| Selected extract |
------------

This tutorial walks through building a RAG (Retrieval-Augmented Generation) agent that answers questions using your own knowledge base.
What You'll Build
A question-answering agent that:
- Searches a vector database for relevant content
- Uses retrieved documents as context for the LLM
- Returns answers with source citations
- Handles cases where no relevant information is found
Prerequisites
- An Agentuity project (Quickstart if you need one)
- Basic familiarity with Vector Storage
Project Structure
src/agent/knowledge/
└── agent.ts # RAG agent logic
src/api/
└── index.ts # HTTP endpoint
Create the Agent
When a user asks a question, the agent needs to:
- Search the vector database for relevant documents
- Build context from the search results
- Generate an answer using the LLM with that context
- Return the answer with source citations
import { createAgent } from '@agentuity/runtime';
import { generateText } from 'ai';
import { openai } from '@ai-sdk/openai';
import { z } from 'zod';
const agent = createAgent('Knowledge Agent', {
description: 'Answers questions using a knowledge base',
schema: {
input: z.object({
question: z.string().describe('The question to answer'),
}),
output: z.object({
answer: z.string(),
sources: z.array(z.object({
id: z.string(),
title: z.string(),
relevance: z.number(),
})),
confidence: z.number().min(0).max(1),
}),
},
handler: async (ctx, input) => {
ctx.logger.info('Searching knowledge base', { question: input.question });
// Search for relevant documents
const results = await ctx.vector.search('knowledge-base', {
query: input.question,
limit: 5,
similarity: 0.7,
});
// Handle no results
if (results.length === 0) {
ctx.logger.info('No relevant documents found');
return {
answer: "I couldn't find relevant information to answer your question.",
sources: [],
confidence: 0,
};
}
// Build context from search results
const context = results
.map((r, i) => `[${i + 1}] ${r.document}`)
.join('\n\n');
ctx.logger.debug('Built context from documents', {
documentCount: results.length
});
// Generate answer with LLM
const { text } = await generateText({
model: openai('gpt-5-mini'),
system: `You are a helpful assistant that answers questions based on provided context.
Only use information from the context. If the context doesn't contain the answer, say so.
Cite sources using [1], [2], etc. when referencing specific information.`,
prompt: `Context:
${context}
Question: ${input.question}
Answer the question using only the provided context. Cite your sources.`,
});
// Calculate confidence from average similarity
const avgSimilarity = results.reduce((sum, r) => sum + r.similarity, 0) / results.length;
return {
answer: text,
sources: results.map((r, i) => ({
id: r.key,
title: (r.metadata?.title as string) || `Document ${i + 1}`,
relevance: r.similarity,
})),
confidence: avgSimilarity,
};
},
});
export default agent;Create the Route
The route exposes your agent over HTTP. Use agent.validator() for type-safe validation using the agent's schema.

------------

| Task to complete |
Rewrite the passage of the RAG agent tutorial starting at "This tutorial walks" and ending at "you need one)", changing "vector database" to "vector store".

(Bounding box prediction data)
------------

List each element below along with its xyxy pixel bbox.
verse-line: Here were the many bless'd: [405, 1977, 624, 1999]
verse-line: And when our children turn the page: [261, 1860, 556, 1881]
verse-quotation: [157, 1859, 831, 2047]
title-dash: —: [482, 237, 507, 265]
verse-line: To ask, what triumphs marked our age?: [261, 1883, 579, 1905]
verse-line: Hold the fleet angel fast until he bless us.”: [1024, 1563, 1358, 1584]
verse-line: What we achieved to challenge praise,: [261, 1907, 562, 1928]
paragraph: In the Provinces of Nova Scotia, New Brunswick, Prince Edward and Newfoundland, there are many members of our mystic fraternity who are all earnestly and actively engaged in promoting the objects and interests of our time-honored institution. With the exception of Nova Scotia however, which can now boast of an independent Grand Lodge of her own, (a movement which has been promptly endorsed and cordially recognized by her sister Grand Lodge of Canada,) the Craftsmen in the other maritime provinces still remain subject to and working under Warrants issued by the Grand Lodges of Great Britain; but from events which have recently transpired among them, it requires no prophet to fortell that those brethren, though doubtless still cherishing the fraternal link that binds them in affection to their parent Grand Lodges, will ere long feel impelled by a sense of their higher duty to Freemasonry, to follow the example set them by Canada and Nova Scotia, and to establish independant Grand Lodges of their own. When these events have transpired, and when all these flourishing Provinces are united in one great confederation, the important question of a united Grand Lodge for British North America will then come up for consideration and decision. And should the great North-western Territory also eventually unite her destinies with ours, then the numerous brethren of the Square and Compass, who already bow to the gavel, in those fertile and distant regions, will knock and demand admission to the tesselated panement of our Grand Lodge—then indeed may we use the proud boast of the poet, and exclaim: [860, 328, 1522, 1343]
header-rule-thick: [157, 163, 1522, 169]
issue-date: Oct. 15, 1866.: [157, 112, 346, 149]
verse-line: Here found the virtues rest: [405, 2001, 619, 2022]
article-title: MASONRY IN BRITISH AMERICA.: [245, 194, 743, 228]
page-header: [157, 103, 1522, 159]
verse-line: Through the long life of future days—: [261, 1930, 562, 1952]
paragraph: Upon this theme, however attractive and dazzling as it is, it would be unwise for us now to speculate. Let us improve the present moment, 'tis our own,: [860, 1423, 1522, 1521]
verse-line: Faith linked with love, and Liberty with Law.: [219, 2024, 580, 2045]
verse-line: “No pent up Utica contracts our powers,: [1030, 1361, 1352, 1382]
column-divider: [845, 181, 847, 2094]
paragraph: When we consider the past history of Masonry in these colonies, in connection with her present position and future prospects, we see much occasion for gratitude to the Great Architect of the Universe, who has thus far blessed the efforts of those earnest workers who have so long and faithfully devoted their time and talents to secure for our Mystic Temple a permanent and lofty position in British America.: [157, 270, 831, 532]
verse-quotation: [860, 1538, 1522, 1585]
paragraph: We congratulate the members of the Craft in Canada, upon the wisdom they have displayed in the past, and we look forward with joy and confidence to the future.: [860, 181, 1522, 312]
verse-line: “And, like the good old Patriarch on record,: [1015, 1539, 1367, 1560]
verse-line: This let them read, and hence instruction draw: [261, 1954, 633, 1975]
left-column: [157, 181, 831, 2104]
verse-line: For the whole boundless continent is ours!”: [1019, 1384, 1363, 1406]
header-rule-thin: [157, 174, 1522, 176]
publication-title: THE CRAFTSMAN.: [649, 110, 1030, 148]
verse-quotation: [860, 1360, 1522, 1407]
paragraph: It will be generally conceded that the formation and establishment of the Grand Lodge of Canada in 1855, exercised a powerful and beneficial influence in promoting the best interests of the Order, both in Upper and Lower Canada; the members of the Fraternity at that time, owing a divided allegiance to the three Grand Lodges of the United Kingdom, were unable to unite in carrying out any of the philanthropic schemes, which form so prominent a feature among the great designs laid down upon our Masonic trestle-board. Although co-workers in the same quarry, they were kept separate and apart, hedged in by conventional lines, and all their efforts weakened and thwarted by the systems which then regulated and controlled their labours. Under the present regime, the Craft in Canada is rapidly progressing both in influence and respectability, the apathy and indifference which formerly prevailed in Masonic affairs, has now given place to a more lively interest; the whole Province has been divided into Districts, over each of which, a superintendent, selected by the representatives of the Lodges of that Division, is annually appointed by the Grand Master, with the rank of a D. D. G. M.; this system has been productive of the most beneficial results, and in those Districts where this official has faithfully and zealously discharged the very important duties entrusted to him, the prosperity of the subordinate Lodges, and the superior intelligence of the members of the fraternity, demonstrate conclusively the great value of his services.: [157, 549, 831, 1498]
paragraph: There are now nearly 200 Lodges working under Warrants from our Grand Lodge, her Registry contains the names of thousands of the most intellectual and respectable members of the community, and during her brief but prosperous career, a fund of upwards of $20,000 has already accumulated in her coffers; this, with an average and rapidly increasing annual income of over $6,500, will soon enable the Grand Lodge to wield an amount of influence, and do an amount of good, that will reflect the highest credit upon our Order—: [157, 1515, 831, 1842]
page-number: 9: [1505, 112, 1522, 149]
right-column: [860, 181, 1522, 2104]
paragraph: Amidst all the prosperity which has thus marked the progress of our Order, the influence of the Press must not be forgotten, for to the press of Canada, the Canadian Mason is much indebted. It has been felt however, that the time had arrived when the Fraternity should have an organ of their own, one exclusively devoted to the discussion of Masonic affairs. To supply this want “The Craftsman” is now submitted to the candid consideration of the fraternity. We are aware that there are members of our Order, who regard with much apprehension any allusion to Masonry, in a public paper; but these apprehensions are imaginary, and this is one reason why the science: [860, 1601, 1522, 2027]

------------

| Answer space |
This tutorial walks through building a RAG (Retrieval-Augmented Generation) agent that answers questions using your own knowledge base.
What You'll Build
A question-answering agent that:
- Searches a vector store for relevant content
- Uses retrieved documents as context for the LLM
- Returns answers with source citations
- Handles cases where no relevant information is found
Prerequisites
- An Agentuity project (Quickstart if you need one)